## start Document excerpt

Now Beast for my part on this, I’ll tell you my initial impression here:
I agree with evolution buff but blaster of Dawkins nontheless for being sloppy, Allen Orr, who said that such arguments are contradictory when it comes to some of these cats saying that they get to disavow all bad things atheist regimes have done. Dinesh D’Souza says much the same thing, and I’ll be doing a book review on one of his latest books around the same time (I HOPE!) when I feel better and do the brain post also. just have too much on the plate. Long story short, Dinesh says basically that you can’t have it both ways.
You can’t say that deviations from the norm due to ANY reason–cults of personality, politics, evil revolutionary histories, allegations of literal insanity (not likely), and other socio-economic explanations for evil behavior are not proof of any thing for atheism and YET hold that all deviations in Christians who fall short (AMONG those who ARE truly Christians, as we don’t know this all to be the case for all “Christian murderers”) are evidence of the moral failings of Christianity.
Christianity proposes a way of salvation–not human perfection. The latter was not promised. The Church is the holding tank or repository of the sinners, not just the saints. Harris is saying that a religious type “cult of personality” is the reason you have North Korea’s nutcase who dresses like Bea Arthur in camo gear proclaim himself godlike, etc. Or that Stalin was literally insance, Mao was a cult of personality as well.
I don’t buy it. You CANNOT remove the dynamism from human personality anymore than dynamic acting from good car salesmen or Congress or Parliement or other areas of human contact that require status and presentation. This is impossible.

## end Document excerpt

> [Given instruction 1]
Turn the lines of the listing, starting at the line containing "360, 521, 450]" and ending at the line containing "272, 1228, 361]", into a Markdown table with the columns Row and Line, leaving out any blank lines.
The listing that follows is unrelated to the excerpt above.

## start Dataset entries

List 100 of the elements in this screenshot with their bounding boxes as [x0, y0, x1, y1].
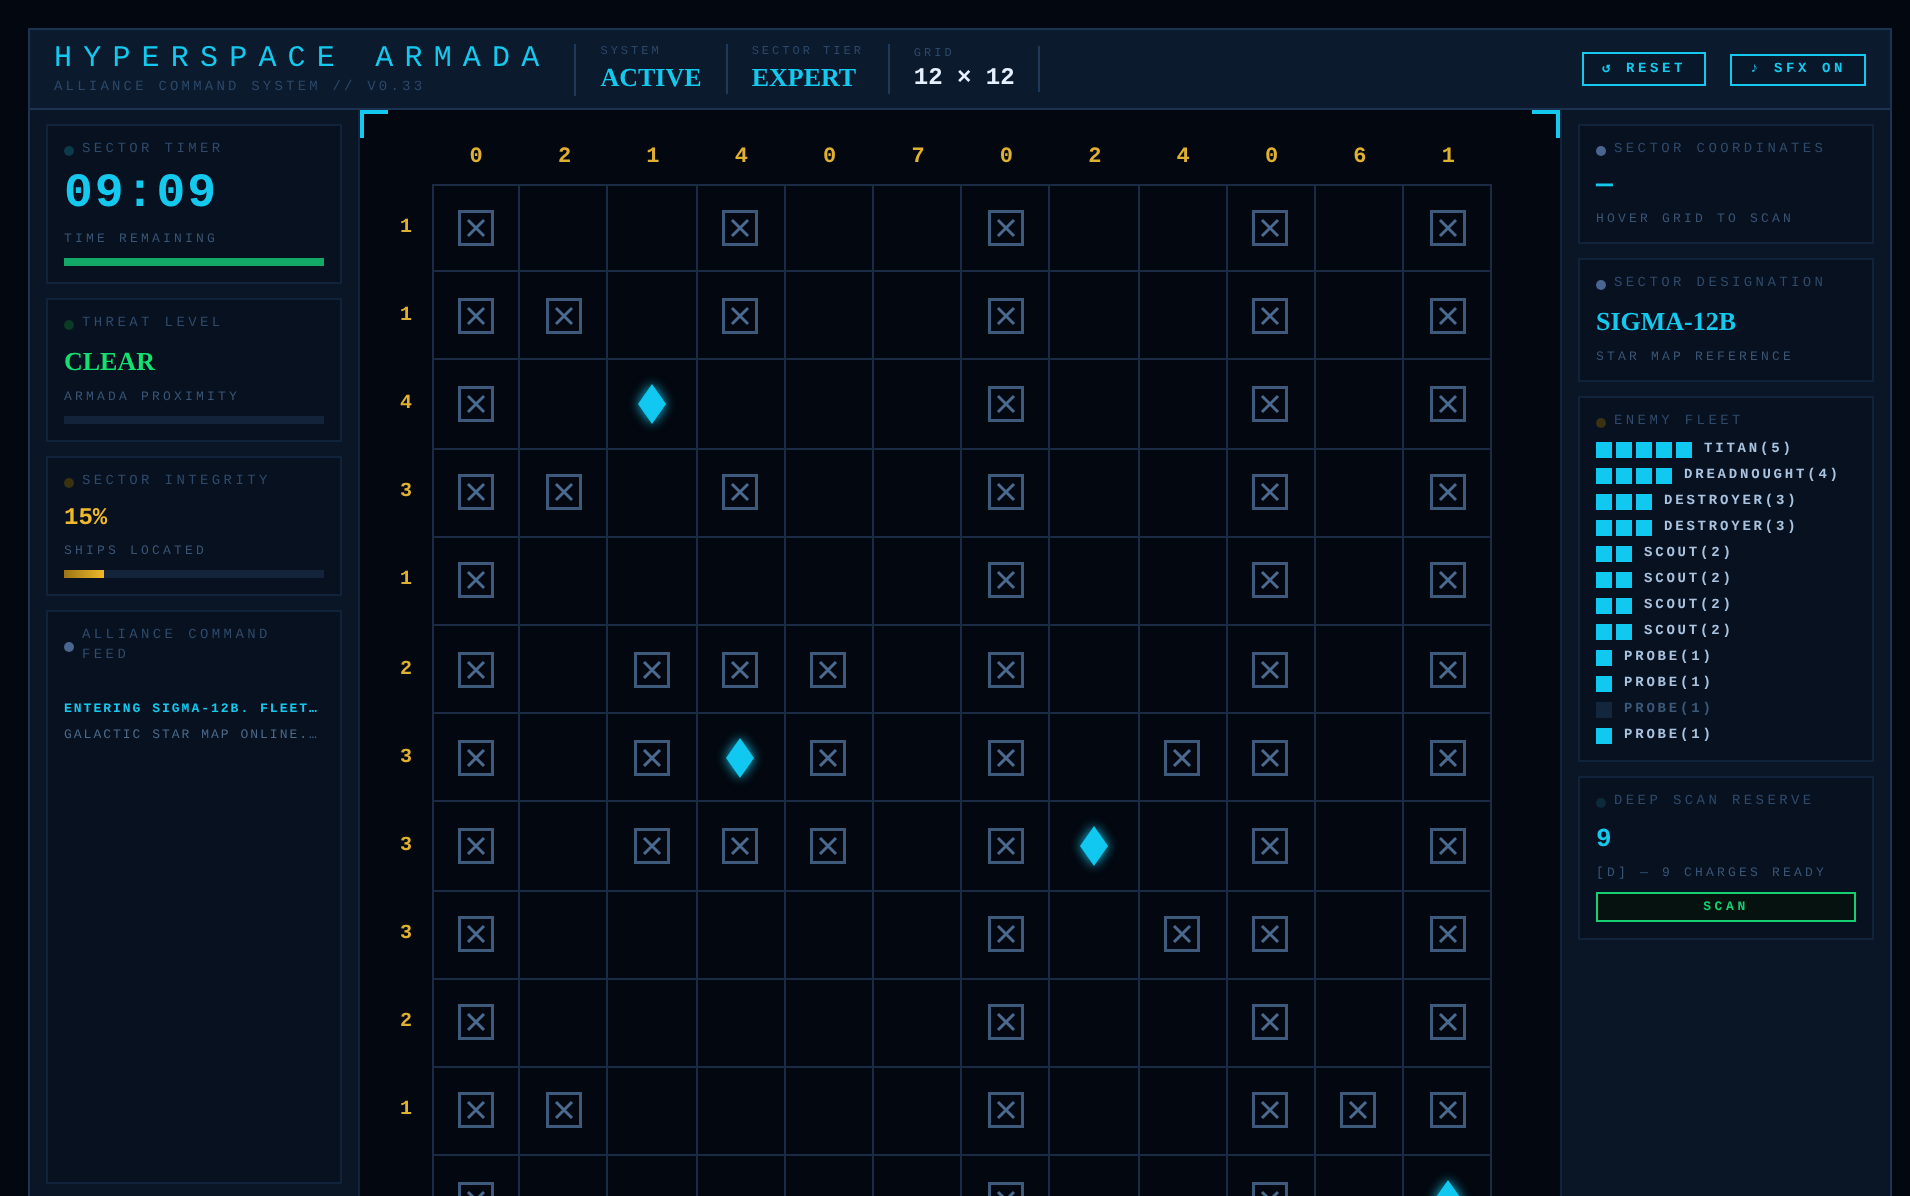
grid-cell[interactable]	[432, 360, 521, 450]
grid-cell[interactable]	[608, 714, 698, 803]
grid-cell[interactable]	[785, 625, 874, 715]
grid-cell[interactable]	[608, 802, 698, 891]
grid-cell[interactable]	[697, 449, 786, 538]
grid-cell[interactable]	[1139, 625, 1228, 715]
grid-cell[interactable]	[432, 537, 521, 626]
grid-cell[interactable]	[1050, 184, 1139, 273]
grid-cell[interactable]	[1139, 272, 1228, 361]
grid-cell[interactable]	[785, 714, 874, 803]
grid-cell[interactable]	[520, 449, 609, 538]
grid-cell[interactable]	[1315, 272, 1405, 361]
grid-cell[interactable]	[1227, 537, 1316, 626]
grid-cell[interactable]	[785, 272, 874, 361]
grid-cell[interactable]	[432, 1067, 521, 1157]
grid-cell[interactable]	[1139, 714, 1228, 803]
grid-cell[interactable]	[1315, 891, 1405, 980]
grid-cell[interactable]	[1050, 1067, 1139, 1157]
grid-cell[interactable]	[962, 891, 1051, 980]
grid-cell[interactable]	[1050, 891, 1139, 980]
grid-cell[interactable]	[697, 979, 786, 1068]
grid-cell[interactable]	[1404, 891, 1493, 980]
grid-cell[interactable]	[1315, 449, 1405, 538]
grid-cell[interactable]	[1315, 802, 1405, 891]
grid-cell[interactable]	[962, 449, 1051, 538]
grid-cell[interactable]	[873, 449, 963, 538]
grid-cell[interactable]	[873, 272, 963, 361]
grid-cell[interactable]	[873, 802, 963, 891]
grid-cell[interactable]	[873, 360, 963, 450]
grid-cell[interactable]	[785, 1067, 874, 1157]
grid-cell[interactable]	[962, 272, 1051, 361]
grid-cell[interactable]	[962, 1067, 1051, 1157]
grid-cell[interactable]	[873, 891, 963, 980]
grid-cell[interactable]	[1315, 1067, 1405, 1157]
grid-cell[interactable]	[1227, 360, 1316, 450]
grid-cell[interactable]	[1404, 714, 1493, 803]
grid-cell[interactable]	[520, 802, 609, 891]
grid-cell[interactable]	[608, 537, 698, 626]
grid-cell[interactable]	[608, 979, 698, 1068]
grid-cell[interactable]	[1139, 802, 1228, 891]
grid-cell[interactable]	[873, 537, 963, 626]
grid-cell[interactable]	[1139, 1067, 1228, 1157]
grid-cell[interactable]	[608, 360, 698, 450]
grid-cell[interactable]	[520, 1067, 609, 1157]
grid-cell[interactable]	[873, 625, 963, 715]
grid-cell[interactable]	[785, 537, 874, 626]
grid-cell[interactable]	[697, 891, 786, 980]
grid-cell[interactable]	[1404, 979, 1493, 1068]
grid-cell[interactable]	[608, 184, 698, 273]
grid-cell[interactable]	[1404, 1067, 1493, 1157]
grid-cell[interactable]	[432, 802, 521, 891]
grid-cell[interactable]	[1404, 360, 1493, 450]
grid-cell[interactable]	[1404, 449, 1493, 538]
grid-cell[interactable]	[1227, 714, 1316, 803]
grid-cell[interactable]	[697, 360, 786, 450]
grid-cell[interactable]	[1227, 891, 1316, 980]
grid-cell[interactable]	[608, 1067, 698, 1157]
grid-cell[interactable]	[1050, 272, 1139, 361]
grid-cell[interactable]	[697, 625, 786, 715]
grid-cell[interactable]	[432, 714, 521, 803]
grid-cell[interactable]	[432, 979, 521, 1068]
grid-cell[interactable]	[1139, 537, 1228, 626]
grid-cell[interactable]	[432, 625, 521, 715]
grid-cell[interactable]	[520, 184, 609, 273]
grid-cell[interactable]	[873, 1067, 963, 1157]
grid-cell[interactable]	[1315, 184, 1405, 273]
grid-cell[interactable]	[1227, 272, 1316, 361]
grid-cell[interactable]	[1139, 184, 1228, 273]
grid-cell[interactable]	[1139, 979, 1228, 1068]
grid-cell[interactable]	[520, 714, 609, 803]
grid-cell[interactable]	[785, 802, 874, 891]
grid-cell[interactable]	[1139, 360, 1228, 450]
grid-cell[interactable]	[1227, 625, 1316, 715]
grid-cell[interactable]	[1315, 537, 1405, 626]
grid-cell[interactable]	[785, 449, 874, 538]
grid-cell[interactable]	[1315, 360, 1405, 450]
grid-cell[interactable]	[1050, 449, 1139, 538]
grid-cell[interactable]	[785, 891, 874, 980]
grid-cell[interactable]	[432, 184, 521, 273]
grid-cell[interactable]	[962, 184, 1051, 273]
grid-cell[interactable]	[520, 537, 609, 626]
grid-cell[interactable]	[1050, 714, 1139, 803]
grid-cell[interactable]	[1227, 1067, 1316, 1157]
grid-cell[interactable]	[697, 714, 786, 803]
grid-cell[interactable]	[1404, 184, 1493, 273]
grid-cell[interactable]	[697, 802, 786, 891]
grid-cell[interactable]	[520, 272, 609, 361]
grid-cell[interactable]	[1404, 802, 1493, 891]
grid-cell[interactable]	[697, 184, 786, 273]
grid-cell[interactable]	[432, 449, 521, 538]
grid-cell[interactable]	[1050, 537, 1139, 626]
grid-cell[interactable]	[1050, 802, 1139, 891]
grid-cell[interactable]	[1315, 979, 1405, 1068]
grid-cell[interactable]	[785, 184, 874, 273]
grid-cell[interactable]	[785, 979, 874, 1068]
grid-cell[interactable]	[1404, 625, 1493, 715]
grid-cell[interactable]	[697, 272, 786, 361]
grid-cell[interactable]	[520, 625, 609, 715]
grid-cell[interactable]	[873, 184, 963, 273]
grid-cell[interactable]	[432, 891, 521, 980]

## end Dataset entries

> [Given instruction 2]
From the excerpt on atheism and Christianity, print the passage starting at "Christianity proposes a" and ending at "personality as well.".

> [Written response 1]
| Row | Line |
|---|---|
| 1 | grid-cell[interactable]	[432, 360, 521, 450] |
| 2 | grid-cell[interactable]	[608, 714, 698, 803] |
| 3 | grid-cell[interactable]	[785, 625, 874, 715] |
| 4 | grid-cell[interactable]	[608, 802, 698, 891] |
| 5 | grid-cell[interactable]	[697, 449, 786, 538] |
| 6 | grid-cell[interactable]	[1139, 625, 1228, 715] |
| 7 | grid-cell[interactable]	[432, 537, 521, 626] |
| 8 | grid-cell[interactable]	[1050, 184, 1139, 273] |
| 9 | grid-cell[interactable]	[1139, 272, 1228, 361] |

> [Written response 2]
Christianity proposes a way of salvation–not human perfection. The latter was not promised. The Church is the holding tank or repository of the sinners, not just the saints. Harris is saying that a religious type “cult of personality” is the reason you have North Korea’s nutcase who dresses like Bea Arthur in camo gear proclaim himself godlike, etc. Or that Stalin was literally insance, Mao was a cult of personality as well.